Task to carry out: Restate the records in their entirety, word for word.

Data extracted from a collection

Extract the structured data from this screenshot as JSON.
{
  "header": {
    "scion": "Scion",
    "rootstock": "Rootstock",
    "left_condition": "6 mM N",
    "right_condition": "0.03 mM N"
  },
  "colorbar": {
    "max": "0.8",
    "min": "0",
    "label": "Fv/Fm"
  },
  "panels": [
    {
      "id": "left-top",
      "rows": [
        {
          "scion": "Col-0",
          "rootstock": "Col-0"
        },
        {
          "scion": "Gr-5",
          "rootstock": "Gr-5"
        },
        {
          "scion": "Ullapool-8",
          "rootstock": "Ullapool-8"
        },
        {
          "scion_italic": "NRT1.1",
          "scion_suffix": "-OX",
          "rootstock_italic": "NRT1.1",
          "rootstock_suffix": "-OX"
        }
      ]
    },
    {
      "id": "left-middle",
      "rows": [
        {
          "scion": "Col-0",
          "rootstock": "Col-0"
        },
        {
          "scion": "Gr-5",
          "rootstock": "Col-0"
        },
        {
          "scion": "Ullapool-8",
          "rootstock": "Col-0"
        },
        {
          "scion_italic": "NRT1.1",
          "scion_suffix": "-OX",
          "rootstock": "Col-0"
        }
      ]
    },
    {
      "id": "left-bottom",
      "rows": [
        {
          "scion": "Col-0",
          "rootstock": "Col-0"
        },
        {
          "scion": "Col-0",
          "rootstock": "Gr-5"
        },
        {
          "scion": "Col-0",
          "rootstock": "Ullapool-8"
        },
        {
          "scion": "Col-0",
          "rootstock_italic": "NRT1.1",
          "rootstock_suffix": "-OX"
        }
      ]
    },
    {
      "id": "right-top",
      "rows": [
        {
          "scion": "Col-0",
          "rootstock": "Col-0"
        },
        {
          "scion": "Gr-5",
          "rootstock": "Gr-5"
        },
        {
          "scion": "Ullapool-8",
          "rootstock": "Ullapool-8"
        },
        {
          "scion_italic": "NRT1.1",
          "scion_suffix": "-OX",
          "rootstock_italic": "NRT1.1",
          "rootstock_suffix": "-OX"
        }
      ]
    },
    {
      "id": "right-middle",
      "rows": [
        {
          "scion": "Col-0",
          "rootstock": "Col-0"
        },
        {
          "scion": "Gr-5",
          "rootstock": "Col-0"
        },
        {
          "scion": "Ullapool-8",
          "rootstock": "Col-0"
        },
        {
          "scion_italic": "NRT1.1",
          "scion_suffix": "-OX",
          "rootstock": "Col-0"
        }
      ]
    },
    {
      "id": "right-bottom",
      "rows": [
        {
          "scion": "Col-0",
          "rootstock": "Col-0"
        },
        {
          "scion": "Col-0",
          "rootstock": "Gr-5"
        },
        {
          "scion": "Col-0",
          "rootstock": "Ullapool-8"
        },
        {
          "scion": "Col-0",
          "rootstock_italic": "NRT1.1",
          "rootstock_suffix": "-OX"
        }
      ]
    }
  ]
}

Response to this exercise:
Extract the structured data from this screenshot as JSON.
{
  "header": {
    "scion": "Scion",
    "rootstock": "Rootstock",
    "left_condition": "6 mM N",
    "right_condition": "0.03 mM N"
  },
  "colorbar": {
    "max": "0.8",
    "min": "0",
    "label": "Fv/Fm"
  },
  "panels": [
    {
      "id": "left-top",
      "rows": [
        {
          "scion": "Col-0",
          "rootstock": "Col-0"
        },
        {
          "scion": "Gr-5",
          "rootstock": "Gr-5"
        },
        {
          "scion": "Ullapool-8",
          "rootstock": "Ullapool-8"
        },
        {
          "scion_italic": "NRT1.1",
          "scion_suffix": "-OX",
          "rootstock_italic": "NRT1.1",
          "rootstock_suffix": "-OX"
        }
      ]
    },
    {
      "id": "left-middle",
      "rows": [
        {
          "scion": "Col-0",
          "rootstock": "Col-0"
        },
        {
          "scion": "Gr-5",
          "rootstock": "Col-0"
        },
        {
          "scion": "Ullapool-8",
          "rootstock": "Col-0"
        },
        {
          "scion_italic": "NRT1.1",
          "scion_suffix": "-OX",
          "rootstock": "Col-0"
        }
      ]
    },
    {
      "id": "left-bottom",
      "rows": [
        {
          "scion": "Col-0",
          "rootstock": "Col-0"
        },
        {
          "scion": "Col-0",
          "rootstock": "Gr-5"
        },
        {
          "scion": "Col-0",
          "rootstock": "Ullapool-8"
        },
        {
          "scion": "Col-0",
          "rootstock_italic": "NRT1.1",
          "rootstock_suffix": "-OX"
        }
      ]
    },
    {
      "id": "right-top",
      "rows": [
        {
          "scion": "Col-0",
          "rootstock": "Col-0"
        },
        {
          "scion": "Gr-5",
          "rootstock": "Gr-5"
        },
        {
          "scion": "Ullapool-8",
          "rootstock": "Ullapool-8"
        },
        {
          "scion_italic": "NRT1.1",
          "scion_suffix": "-OX",
          "rootstock_italic": "NRT1.1",
          "rootstock_suffix": "-OX"
        }
      ]
    },
    {
      "id": "right-middle",
      "rows": [
        {
          "scion": "Col-0",
          "rootstock": "Col-0"
        },
        {
          "scion": "Gr-5",
          "rootstock": "Col-0"
        },
        {
          "scion": "Ullapool-8",
          "rootstock": "Col-0"
        },
        {
          "scion_italic": "NRT1.1",
          "scion_suffix": "-OX",
          "rootstock": "Col-0"
        }
      ]
    },
    {
      "id": "right-bottom",
      "rows": [
        {
          "scion": "Col-0",
          "rootstock": "Col-0"
        },
        {
          "scion": "Col-0",
          "rootstock": "Gr-5"
        },
        {
          "scion": "Col-0",
          "rootstock": "Ullapool-8"
        },
        {
          "scion": "Col-0",
          "rootstock_italic": "NRT1.1",
          "rootstock_suffix": "-OX"
        }
      ]
    }
  ]
}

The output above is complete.